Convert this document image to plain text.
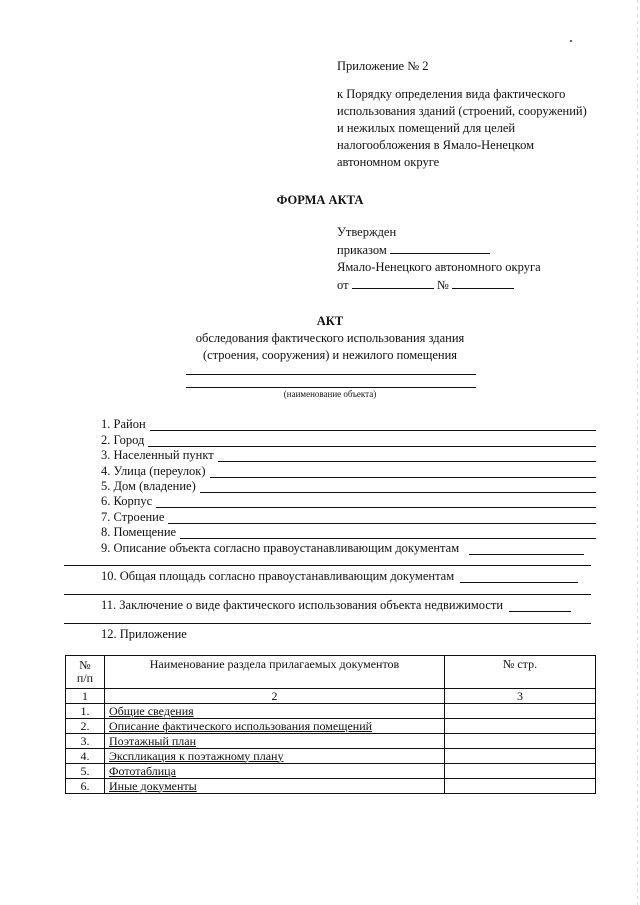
Приложение № 2
к Порядку определения вида фактического
использования зданий (строений, сооружений)
и нежилых помещений для целей
налогообложения в Ямало-Ненецком
автономном округе
ФОРМА АКТА
Утвержден
приказом
Ямало-Ненецкого автономного округа
от	№
АКТ
обследования фактического использования здания
(строения, сооружения) и нежилого помещения
(наименование объекта)
1. Район
2. Город
3. Населенный пункт
4. Улица (переулок)
5. Дом (владение)
6. Корпус
7. Строение
8. Помещение
9. Описание объекта согласно правоустанавливающим документам
10. Общая площадь согласно правоустанавливающим документам
11. Заключение о виде фактического использования объекта недвижимости
12. Приложение
№
п/п	Наименование раздела прилагаемых документов	№ стр.
1	2	3
1.	Общие сведения	
2.	Описание фактического использования помещений	
3.	Поэтажный план	
4.	Экспликация к поэтажному плану	
5.	Фототаблица	
6.	Иные документы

= = = =

• What to do
Filter lines by "согласно" and return each hit.

• Solution
9. Описание объекта согласно правоустанавливающим документам
10. Общая площадь согласно правоустанавливающим документам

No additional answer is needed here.